## start Exercise input
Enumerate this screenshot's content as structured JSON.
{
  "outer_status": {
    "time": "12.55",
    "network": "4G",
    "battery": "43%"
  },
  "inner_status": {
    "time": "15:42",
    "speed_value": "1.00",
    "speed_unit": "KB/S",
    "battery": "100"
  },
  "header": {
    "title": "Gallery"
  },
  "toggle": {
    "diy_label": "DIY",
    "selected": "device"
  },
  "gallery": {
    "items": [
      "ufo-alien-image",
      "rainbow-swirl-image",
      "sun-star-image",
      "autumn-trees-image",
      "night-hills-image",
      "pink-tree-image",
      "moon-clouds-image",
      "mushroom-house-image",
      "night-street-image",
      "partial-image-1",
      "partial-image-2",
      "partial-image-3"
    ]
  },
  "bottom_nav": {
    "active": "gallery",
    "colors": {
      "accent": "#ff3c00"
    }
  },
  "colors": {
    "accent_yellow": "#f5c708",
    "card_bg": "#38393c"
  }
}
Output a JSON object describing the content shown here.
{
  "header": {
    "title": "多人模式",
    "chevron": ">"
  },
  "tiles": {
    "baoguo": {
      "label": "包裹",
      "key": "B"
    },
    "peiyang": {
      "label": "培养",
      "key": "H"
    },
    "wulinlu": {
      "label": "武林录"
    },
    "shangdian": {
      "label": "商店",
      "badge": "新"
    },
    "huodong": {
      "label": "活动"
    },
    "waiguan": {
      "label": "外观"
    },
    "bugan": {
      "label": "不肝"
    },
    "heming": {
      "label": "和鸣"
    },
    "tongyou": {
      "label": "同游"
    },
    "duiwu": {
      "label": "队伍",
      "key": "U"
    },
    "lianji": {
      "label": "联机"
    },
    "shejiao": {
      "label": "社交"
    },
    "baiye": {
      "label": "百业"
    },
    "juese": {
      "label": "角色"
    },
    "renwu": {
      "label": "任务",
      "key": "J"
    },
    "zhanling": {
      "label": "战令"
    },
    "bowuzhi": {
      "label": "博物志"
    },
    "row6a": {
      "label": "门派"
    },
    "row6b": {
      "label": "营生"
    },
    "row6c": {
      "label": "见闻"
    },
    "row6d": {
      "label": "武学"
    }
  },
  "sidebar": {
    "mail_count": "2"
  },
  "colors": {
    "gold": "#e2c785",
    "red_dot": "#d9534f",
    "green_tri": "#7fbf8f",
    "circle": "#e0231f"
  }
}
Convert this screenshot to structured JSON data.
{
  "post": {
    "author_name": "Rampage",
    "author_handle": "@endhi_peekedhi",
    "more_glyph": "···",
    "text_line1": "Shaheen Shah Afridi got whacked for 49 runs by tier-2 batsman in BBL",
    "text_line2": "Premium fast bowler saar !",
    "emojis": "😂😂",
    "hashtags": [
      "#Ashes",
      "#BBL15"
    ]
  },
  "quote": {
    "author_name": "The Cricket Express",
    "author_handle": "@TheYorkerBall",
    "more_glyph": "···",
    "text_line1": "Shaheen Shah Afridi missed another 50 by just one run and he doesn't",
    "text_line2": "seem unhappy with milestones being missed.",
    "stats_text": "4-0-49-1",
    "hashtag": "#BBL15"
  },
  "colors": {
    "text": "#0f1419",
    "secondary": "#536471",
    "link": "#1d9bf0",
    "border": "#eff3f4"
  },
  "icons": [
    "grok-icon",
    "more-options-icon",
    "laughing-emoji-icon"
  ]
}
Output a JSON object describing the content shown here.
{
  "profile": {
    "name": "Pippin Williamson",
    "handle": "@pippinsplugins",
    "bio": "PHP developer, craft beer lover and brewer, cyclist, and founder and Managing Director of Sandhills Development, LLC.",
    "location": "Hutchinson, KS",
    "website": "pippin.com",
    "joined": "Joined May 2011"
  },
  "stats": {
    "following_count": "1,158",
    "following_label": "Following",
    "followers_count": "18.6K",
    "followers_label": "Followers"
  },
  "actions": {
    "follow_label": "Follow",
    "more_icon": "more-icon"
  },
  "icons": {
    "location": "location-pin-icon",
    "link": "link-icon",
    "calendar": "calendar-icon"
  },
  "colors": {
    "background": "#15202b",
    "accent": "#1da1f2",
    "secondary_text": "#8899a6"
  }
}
## end Exercise input
*Task directions*: Print the material above once more, exactly.

*Expected answer*:
Enumerate this screenshot's content as structured JSON.
{
  "outer_status": {
    "time": "12.55",
    "network": "4G",
    "battery": "43%"
  },
  "inner_status": {
    "time": "15:42",
    "speed_value": "1.00",
    "speed_unit": "KB/S",
    "battery": "100"
  },
  "header": {
    "title": "Gallery"
  },
  "toggle": {
    "diy_label": "DIY",
    "selected": "device"
  },
  "gallery": {
    "items": [
      "ufo-alien-image",
      "rainbow-swirl-image",
      "sun-star-image",
      "autumn-trees-image",
      "night-hills-image",
      "pink-tree-image",
      "moon-clouds-image",
      "mushroom-house-image",
      "night-street-image",
      "partial-image-1",
      "partial-image-2",
      "partial-image-3"
    ]
  },
  "bottom_nav": {
    "active": "gallery",
    "colors": {
      "accent": "#ff3c00"
    }
  },
  "colors": {
    "accent_yellow": "#f5c708",
    "card_bg": "#38393c"
  }
}
Output a JSON object describing the content shown here.
{
  "header": {
    "title": "多人模式",
    "chevron": ">"
  },
  "tiles": {
    "baoguo": {
      "label": "包裹",
      "key": "B"
    },
    "peiyang": {
      "label": "培养",
      "key": "H"
    },
    "wulinlu": {
      "label": "武林录"
    },
    "shangdian": {
      "label": "商店",
      "badge": "新"
    },
    "huodong": {
      "label": "活动"
    },
    "waiguan": {
      "label": "外观"
    },
    "bugan": {
      "label": "不肝"
    },
    "heming": {
      "label": "和鸣"
    },
    "tongyou": {
      "label": "同游"
    },
    "duiwu": {
      "label": "队伍",
      "key": "U"
    },
    "lianji": {
      "label": "联机"
    },
    "shejiao": {
      "label": "社交"
    },
    "baiye": {
      "label": "百业"
    },
    "juese": {
      "label": "角色"
    },
    "renwu": {
      "label": "任务",
      "key": "J"
    },
    "zhanling": {
      "label": "战令"
    },
    "bowuzhi": {
      "label": "博物志"
    },
    "row6a": {
      "label": "门派"
    },
    "row6b": {
      "label": "营生"
    },
    "row6c": {
      "label": "见闻"
    },
    "row6d": {
      "label": "武学"
    }
  },
  "sidebar": {
    "mail_count": "2"
  },
  "colors": {
    "gold": "#e2c785",
    "red_dot": "#d9534f",
    "green_tri": "#7fbf8f",
    "circle": "#e0231f"
  }
}
Convert this screenshot to structured JSON data.
{
  "post": {
    "author_name": "Rampage",
    "author_handle": "@endhi_peekedhi",
    "more_glyph": "···",
    "text_line1": "Shaheen Shah Afridi got whacked for 49 runs by tier-2 batsman in BBL",
    "text_line2": "Premium fast bowler saar !",
    "emojis": "😂😂",
    "hashtags": [
      "#Ashes",
      "#BBL15"
    ]
  },
  "quote": {
    "author_name": "The Cricket Express",
    "author_handle": "@TheYorkerBall",
    "more_glyph": "···",
    "text_line1": "Shaheen Shah Afridi missed another 50 by just one run and he doesn't",
    "text_line2": "seem unhappy with milestones being missed.",
    "stats_text": "4-0-49-1",
    "hashtag": "#BBL15"
  },
  "colors": {
    "text": "#0f1419",
    "secondary": "#536471",
    "link": "#1d9bf0",
    "border": "#eff3f4"
  },
  "icons": [
    "grok-icon",
    "more-options-icon",
    "laughing-emoji-icon"
  ]
}
Output a JSON object describing the content shown here.
{
  "profile": {
    "name": "Pippin Williamson",
    "handle": "@pippinsplugins",
    "bio": "PHP developer, craft beer lover and brewer, cyclist, and founder and Managing Director of Sandhills Development, LLC.",
    "location": "Hutchinson, KS",
    "website": "pippin.com",
    "joined": "Joined May 2011"
  },
  "stats": {
    "following_count": "1,158",
    "following_label": "Following",
    "followers_count": "18.6K",
    "followers_label": "Followers"
  },
  "actions": {
    "follow_label": "Follow",
    "more_icon": "more-icon"
  },
  "icons": {
    "location": "location-pin-icon",
    "link": "link-icon",
    "calendar": "calendar-icon"
  },
  "colors": {
    "background": "#15202b",
    "accent": "#1da1f2",
    "secondary_text": "#8899a6"
  }
}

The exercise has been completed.